◆ **Given exercise**
Repeat exactly each line of the data provided below.

◆ **Provided data**
= = = = =
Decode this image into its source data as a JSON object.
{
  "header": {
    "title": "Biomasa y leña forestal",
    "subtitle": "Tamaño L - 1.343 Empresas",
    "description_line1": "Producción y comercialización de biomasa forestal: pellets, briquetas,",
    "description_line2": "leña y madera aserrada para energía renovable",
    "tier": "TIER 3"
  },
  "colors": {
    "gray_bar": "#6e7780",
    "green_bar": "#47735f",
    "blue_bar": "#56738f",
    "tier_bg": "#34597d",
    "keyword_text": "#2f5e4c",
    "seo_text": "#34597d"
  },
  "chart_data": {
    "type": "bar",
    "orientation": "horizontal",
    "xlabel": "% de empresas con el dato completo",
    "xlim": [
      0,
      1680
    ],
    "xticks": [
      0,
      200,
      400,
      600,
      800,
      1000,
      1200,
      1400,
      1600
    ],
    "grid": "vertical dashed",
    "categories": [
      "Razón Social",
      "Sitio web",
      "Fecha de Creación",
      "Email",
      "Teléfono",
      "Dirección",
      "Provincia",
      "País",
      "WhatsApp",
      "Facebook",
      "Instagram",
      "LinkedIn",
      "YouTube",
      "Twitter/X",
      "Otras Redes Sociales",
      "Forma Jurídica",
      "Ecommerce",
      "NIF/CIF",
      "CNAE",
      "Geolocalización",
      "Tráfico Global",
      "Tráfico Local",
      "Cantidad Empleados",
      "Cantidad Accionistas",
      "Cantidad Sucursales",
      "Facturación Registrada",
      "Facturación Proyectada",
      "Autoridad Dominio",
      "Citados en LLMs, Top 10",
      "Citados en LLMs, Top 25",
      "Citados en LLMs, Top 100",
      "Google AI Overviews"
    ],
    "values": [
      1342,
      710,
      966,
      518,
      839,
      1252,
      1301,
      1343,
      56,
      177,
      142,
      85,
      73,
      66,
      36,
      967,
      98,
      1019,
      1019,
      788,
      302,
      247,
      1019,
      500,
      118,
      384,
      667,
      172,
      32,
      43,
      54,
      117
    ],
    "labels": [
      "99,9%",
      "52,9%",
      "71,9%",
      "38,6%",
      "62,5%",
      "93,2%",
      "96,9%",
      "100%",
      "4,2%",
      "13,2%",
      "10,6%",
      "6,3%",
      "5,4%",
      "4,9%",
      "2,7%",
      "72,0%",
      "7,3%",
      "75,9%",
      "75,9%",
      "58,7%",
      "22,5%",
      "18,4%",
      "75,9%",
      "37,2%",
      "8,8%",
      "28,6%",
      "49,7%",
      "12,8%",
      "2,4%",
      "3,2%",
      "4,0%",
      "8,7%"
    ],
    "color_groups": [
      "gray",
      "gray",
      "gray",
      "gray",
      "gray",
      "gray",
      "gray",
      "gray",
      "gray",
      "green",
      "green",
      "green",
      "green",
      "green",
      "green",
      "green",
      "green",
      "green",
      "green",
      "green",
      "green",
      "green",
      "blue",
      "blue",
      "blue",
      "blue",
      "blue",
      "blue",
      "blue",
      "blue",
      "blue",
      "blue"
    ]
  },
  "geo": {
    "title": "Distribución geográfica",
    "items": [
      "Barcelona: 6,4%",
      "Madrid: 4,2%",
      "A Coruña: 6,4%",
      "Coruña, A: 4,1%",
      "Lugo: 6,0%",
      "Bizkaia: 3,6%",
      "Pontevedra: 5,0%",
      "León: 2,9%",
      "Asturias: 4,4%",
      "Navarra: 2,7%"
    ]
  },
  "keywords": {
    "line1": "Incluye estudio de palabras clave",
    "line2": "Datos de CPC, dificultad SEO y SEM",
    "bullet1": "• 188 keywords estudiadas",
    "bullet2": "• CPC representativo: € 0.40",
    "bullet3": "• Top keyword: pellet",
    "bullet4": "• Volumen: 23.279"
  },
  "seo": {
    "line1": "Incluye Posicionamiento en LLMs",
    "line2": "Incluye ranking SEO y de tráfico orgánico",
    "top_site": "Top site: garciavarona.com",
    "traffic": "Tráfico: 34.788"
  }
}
= = = = =
◆ **Exercise answer**
Decode this image into its source data as a JSON object.
{
  "header": {
    "title": "Biomasa y leña forestal",
    "subtitle": "Tamaño L - 1.343 Empresas",
    "description_line1": "Producción y comercialización de biomasa forestal: pellets, briquetas,",
    "description_line2": "leña y madera aserrada para energía renovable",
    "tier": "TIER 3"
  },
  "colors": {
    "gray_bar": "#6e7780",
    "green_bar": "#47735f",
    "blue_bar": "#56738f",
    "tier_bg": "#34597d",
    "keyword_text": "#2f5e4c",
    "seo_text": "#34597d"
  },
  "chart_data": {
    "type": "bar",
    "orientation": "horizontal",
    "xlabel": "% de empresas con el dato completo",
    "xlim": [
      0,
      1680
    ],
    "xticks": [
      0,
      200,
      400,
      600,
      800,
      1000,
      1200,
      1400,
      1600
    ],
    "grid": "vertical dashed",
    "categories": [
      "Razón Social",
      "Sitio web",
      "Fecha de Creación",
      "Email",
      "Teléfono",
      "Dirección",
      "Provincia",
      "País",
      "WhatsApp",
      "Facebook",
      "Instagram",
      "LinkedIn",
      "YouTube",
      "Twitter/X",
      "Otras Redes Sociales",
      "Forma Jurídica",
      "Ecommerce",
      "NIF/CIF",
      "CNAE",
      "Geolocalización",
      "Tráfico Global",
      "Tráfico Local",
      "Cantidad Empleados",
      "Cantidad Accionistas",
      "Cantidad Sucursales",
      "Facturación Registrada",
      "Facturación Proyectada",
      "Autoridad Dominio",
      "Citados en LLMs, Top 10",
      "Citados en LLMs, Top 25",
      "Citados en LLMs, Top 100",
      "Google AI Overviews"
    ],
    "values": [
      1342,
      710,
      966,
      518,
      839,
      1252,
      1301,
      1343,
      56,
      177,
      142,
      85,
      73,
      66,
      36,
      967,
      98,
      1019,
      1019,
      788,
      302,
      247,
      1019,
      500,
      118,
      384,
      667,
      172,
      32,
      43,
      54,
      117
    ],
    "labels": [
      "99,9%",
      "52,9%",
      "71,9%",
      "38,6%",
      "62,5%",
      "93,2%",
      "96,9%",
      "100%",
      "4,2%",
      "13,2%",
      "10,6%",
      "6,3%",
      "5,4%",
      "4,9%",
      "2,7%",
      "72,0%",
      "7,3%",
      "75,9%",
      "75,9%",
      "58,7%",
      "22,5%",
      "18,4%",
      "75,9%",
      "37,2%",
      "8,8%",
      "28,6%",
      "49,7%",
      "12,8%",
      "2,4%",
      "3,2%",
      "4,0%",
      "8,7%"
    ],
    "color_groups": [
      "gray",
      "gray",
      "gray",
      "gray",
      "gray",
      "gray",
      "gray",
      "gray",
      "gray",
      "green",
      "green",
      "green",
      "green",
      "green",
      "green",
      "green",
      "green",
      "green",
      "green",
      "green",
      "green",
      "green",
      "blue",
      "blue",
      "blue",
      "blue",
      "blue",
      "blue",
      "blue",
      "blue",
      "blue",
      "blue"
    ]
  },
  "geo": {
    "title": "Distribución geográfica",
    "items": [
      "Barcelona: 6,4%",
      "Madrid: 4,2%",
      "A Coruña: 6,4%",
      "Coruña, A: 4,1%",
      "Lugo: 6,0%",
      "Bizkaia: 3,6%",
      "Pontevedra: 5,0%",
      "León: 2,9%",
      "Asturias: 4,4%",
      "Navarra: 2,7%"
    ]
  },
  "keywords": {
    "line1": "Incluye estudio de palabras clave",
    "line2": "Datos de CPC, dificultad SEO y SEM",
    "bullet1": "• 188 keywords estudiadas",
    "bullet2": "• CPC representativo: € 0.40",
    "bullet3": "• Top keyword: pellet",
    "bullet4": "• Volumen: 23.279"
  },
  "seo": {
    "line1": "Incluye Posicionamiento en LLMs",
    "line2": "Incluye ranking SEO y de tráfico orgánico",
    "top_site": "Top site: garciavarona.com",
    "traffic": "Tráfico: 34.788"
  }
}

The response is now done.